Dataset items →
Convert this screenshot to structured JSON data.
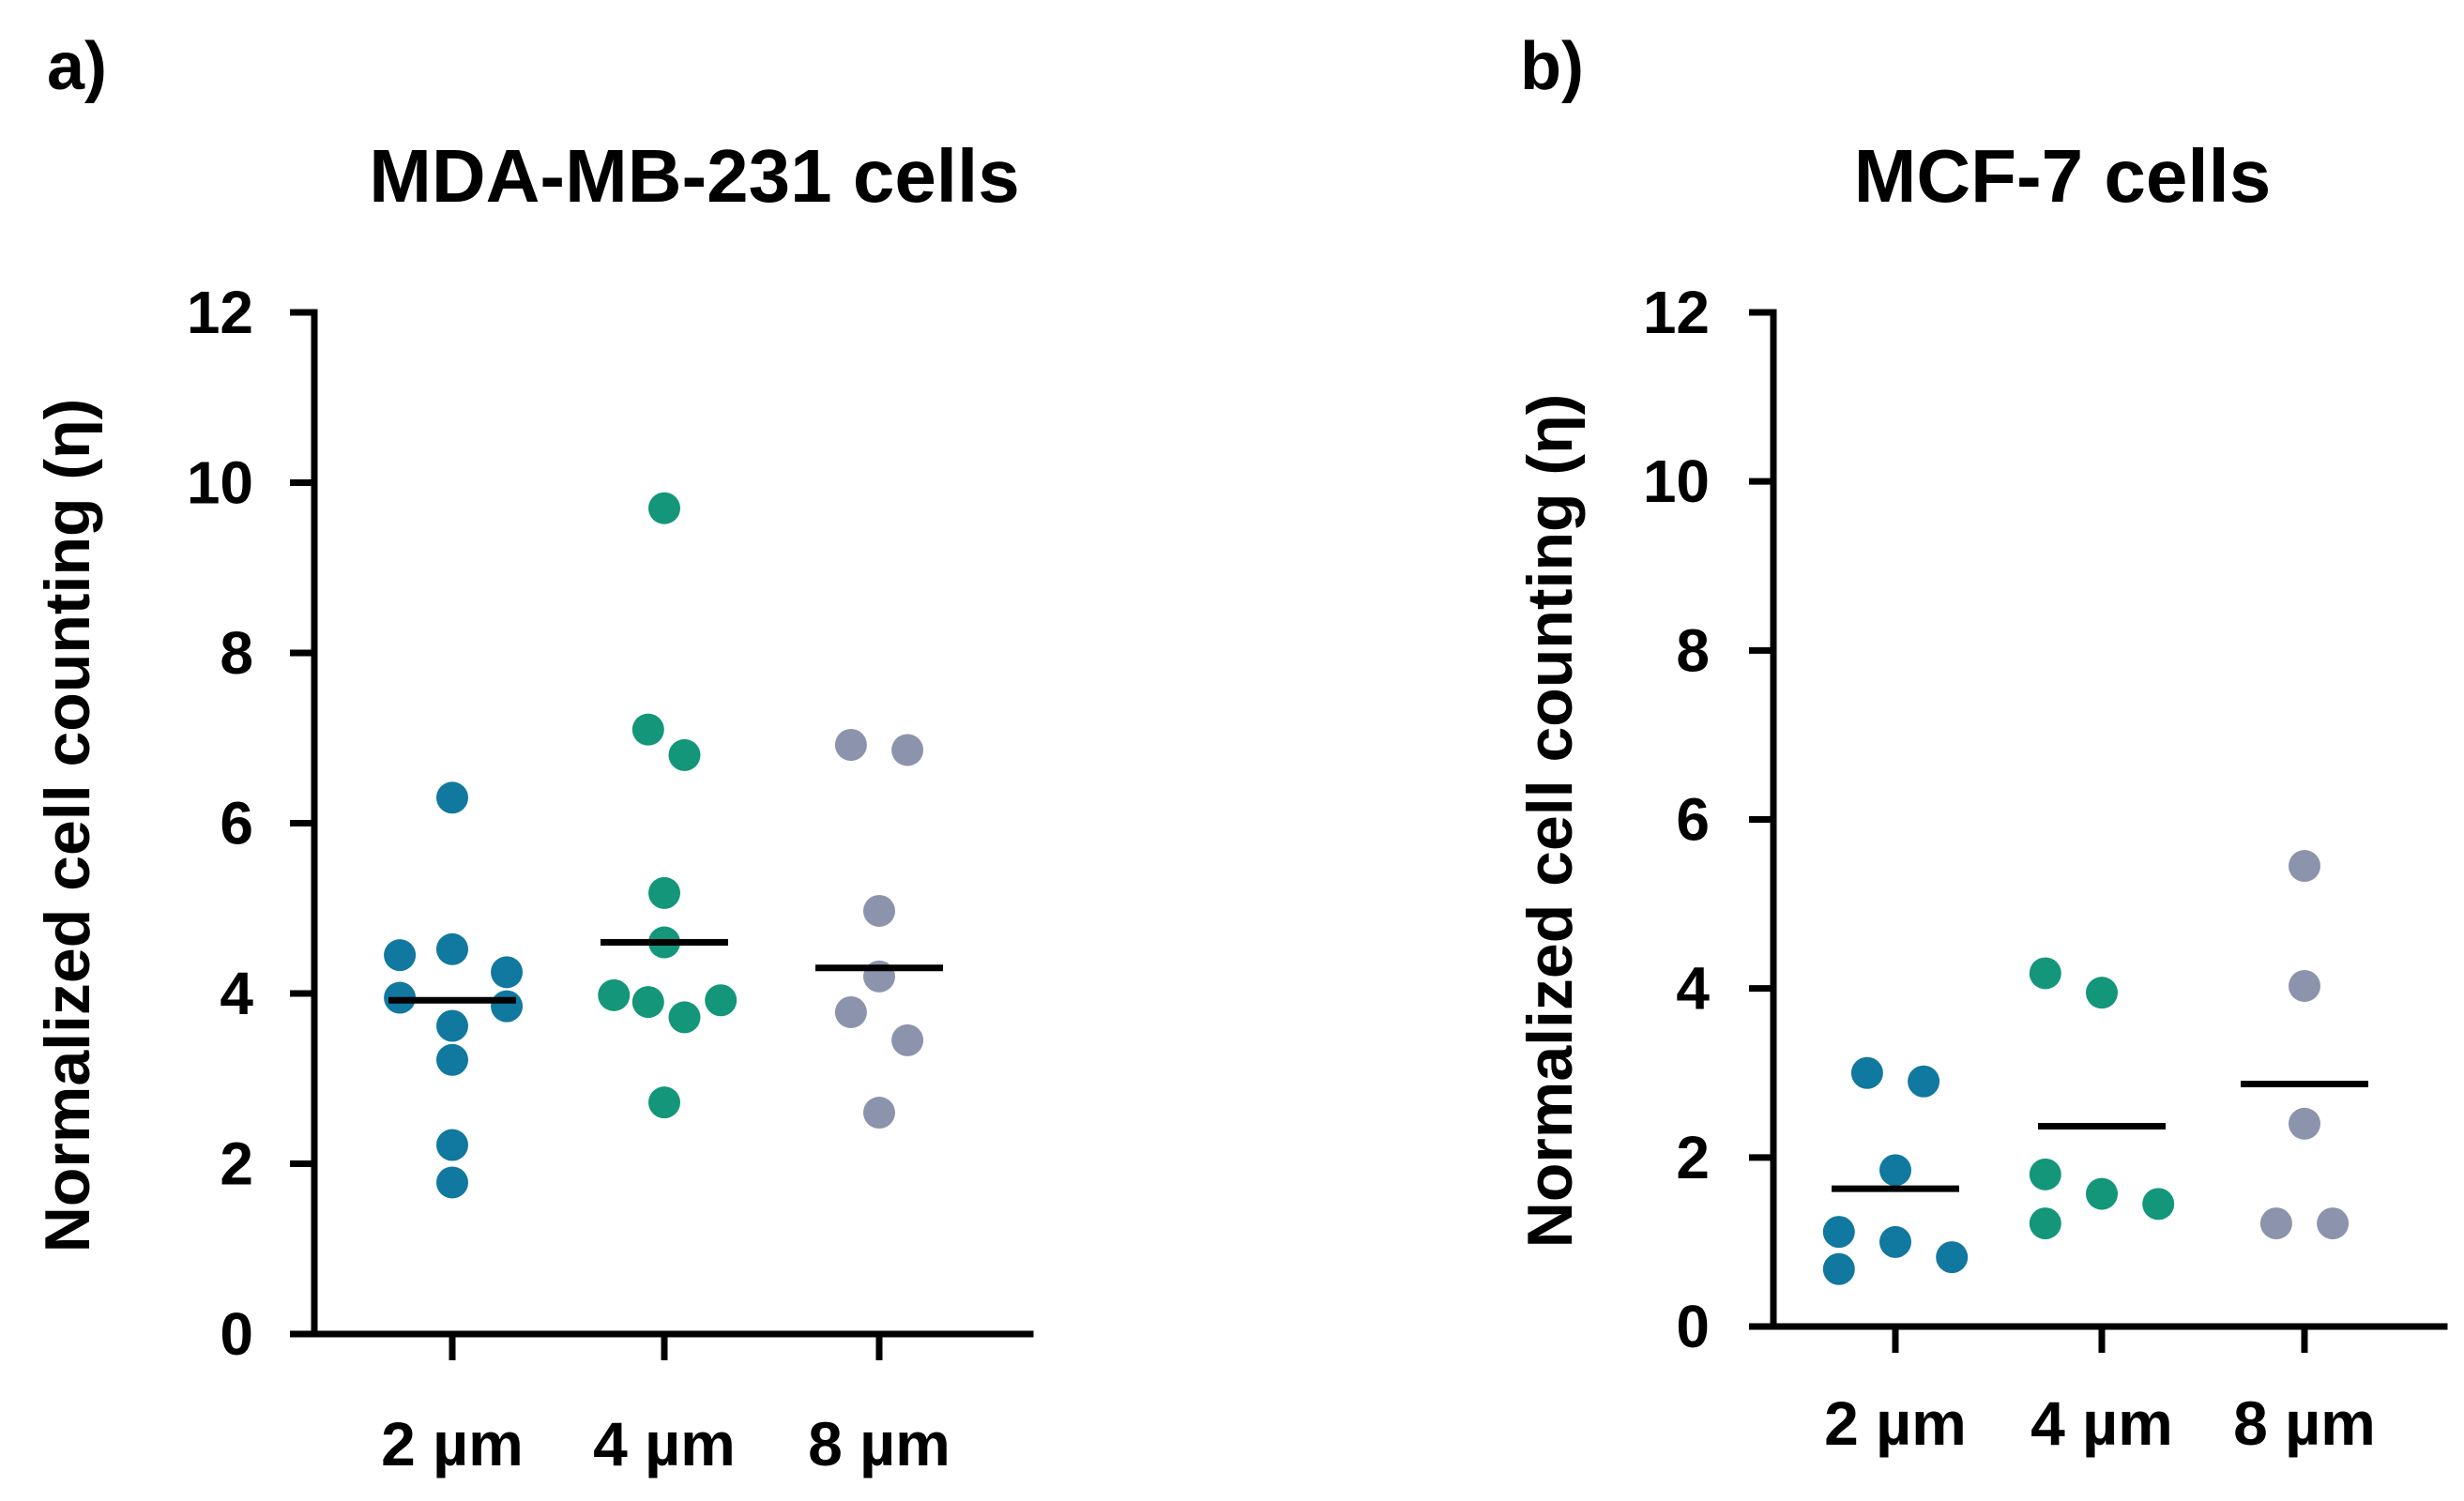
{
  "chart_data": [
    {
      "type": "scatter",
      "panel_label": "a)",
      "title": "MDA-MB-231 cells",
      "ylabel": "Normalized cell counting (η)",
      "xlabel": "",
      "ylim": [
        0,
        12
      ],
      "yticks": [
        0,
        2,
        4,
        6,
        8,
        10,
        12
      ],
      "grid": false,
      "categories": [
        "2 µm",
        "4 µm",
        "8 µm"
      ],
      "series": [
        {
          "category": "2 µm",
          "color": "#1178a0",
          "mean": 3.92,
          "points": [
            {
              "dx": 0.0,
              "y": 6.3
            },
            {
              "dx": -0.26,
              "y": 4.45
            },
            {
              "dx": 0.0,
              "y": 4.52
            },
            {
              "dx": 0.27,
              "y": 4.25
            },
            {
              "dx": -0.26,
              "y": 3.95
            },
            {
              "dx": 0.27,
              "y": 3.85
            },
            {
              "dx": 0.0,
              "y": 3.62
            },
            {
              "dx": 0.0,
              "y": 3.22
            },
            {
              "dx": 0.0,
              "y": 2.22
            },
            {
              "dx": 0.0,
              "y": 1.78
            }
          ]
        },
        {
          "category": "4 µm",
          "color": "#13967a",
          "mean": 4.6,
          "points": [
            {
              "dx": 0.0,
              "y": 9.7
            },
            {
              "dx": -0.08,
              "y": 7.1
            },
            {
              "dx": 0.1,
              "y": 6.8
            },
            {
              "dx": 0.0,
              "y": 5.18
            },
            {
              "dx": 0.0,
              "y": 4.6
            },
            {
              "dx": -0.25,
              "y": 3.98
            },
            {
              "dx": -0.08,
              "y": 3.9
            },
            {
              "dx": 0.28,
              "y": 3.92
            },
            {
              "dx": 0.1,
              "y": 3.72
            },
            {
              "dx": 0.0,
              "y": 2.72
            }
          ]
        },
        {
          "category": "8 µm",
          "color": "#8c93ac",
          "mean": 4.3,
          "points": [
            {
              "dx": -0.14,
              "y": 6.92
            },
            {
              "dx": 0.14,
              "y": 6.86
            },
            {
              "dx": 0.0,
              "y": 4.97
            },
            {
              "dx": 0.0,
              "y": 4.2
            },
            {
              "dx": -0.14,
              "y": 3.78
            },
            {
              "dx": 0.14,
              "y": 3.45
            },
            {
              "dx": 0.0,
              "y": 2.6
            }
          ]
        }
      ]
    },
    {
      "type": "scatter",
      "panel_label": "b)",
      "title": "MCF-7 cells",
      "ylabel": "Normalized cell counting (η)",
      "xlabel": "",
      "ylim": [
        0,
        12
      ],
      "yticks": [
        0,
        2,
        4,
        6,
        8,
        10,
        12
      ],
      "grid": false,
      "categories": [
        "2 µm",
        "4 µm",
        "8 µm"
      ],
      "series": [
        {
          "category": "2 µm",
          "color": "#1178a0",
          "mean": 1.63,
          "points": [
            {
              "dx": -0.14,
              "y": 3.0
            },
            {
              "dx": 0.14,
              "y": 2.9
            },
            {
              "dx": 0.0,
              "y": 1.85
            },
            {
              "dx": -0.28,
              "y": 1.12
            },
            {
              "dx": 0.0,
              "y": 1.0
            },
            {
              "dx": 0.28,
              "y": 0.82
            },
            {
              "dx": -0.28,
              "y": 0.68
            }
          ]
        },
        {
          "category": "4 µm",
          "color": "#13967a",
          "mean": 2.37,
          "points": [
            {
              "dx": -0.28,
              "y": 4.18
            },
            {
              "dx": 0.0,
              "y": 3.95
            },
            {
              "dx": -0.28,
              "y": 1.8
            },
            {
              "dx": 0.0,
              "y": 1.57
            },
            {
              "dx": 0.28,
              "y": 1.45
            },
            {
              "dx": -0.28,
              "y": 1.22
            }
          ]
        },
        {
          "category": "8 µm",
          "color": "#8c93ac",
          "mean": 2.87,
          "points": [
            {
              "dx": 0.0,
              "y": 5.45
            },
            {
              "dx": 0.0,
              "y": 4.03
            },
            {
              "dx": 0.0,
              "y": 2.4
            },
            {
              "dx": -0.14,
              "y": 1.22
            },
            {
              "dx": 0.14,
              "y": 1.22
            }
          ]
        }
      ]
    }
  ]
}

DIRECTIONS FOR THIS TASK → The lines to return are those in the records above that hold the word "title".

SOLUTION TO THIS TASK →
      "title": "MDA-MB-231 cells",
      "title": "MCF-7 cells",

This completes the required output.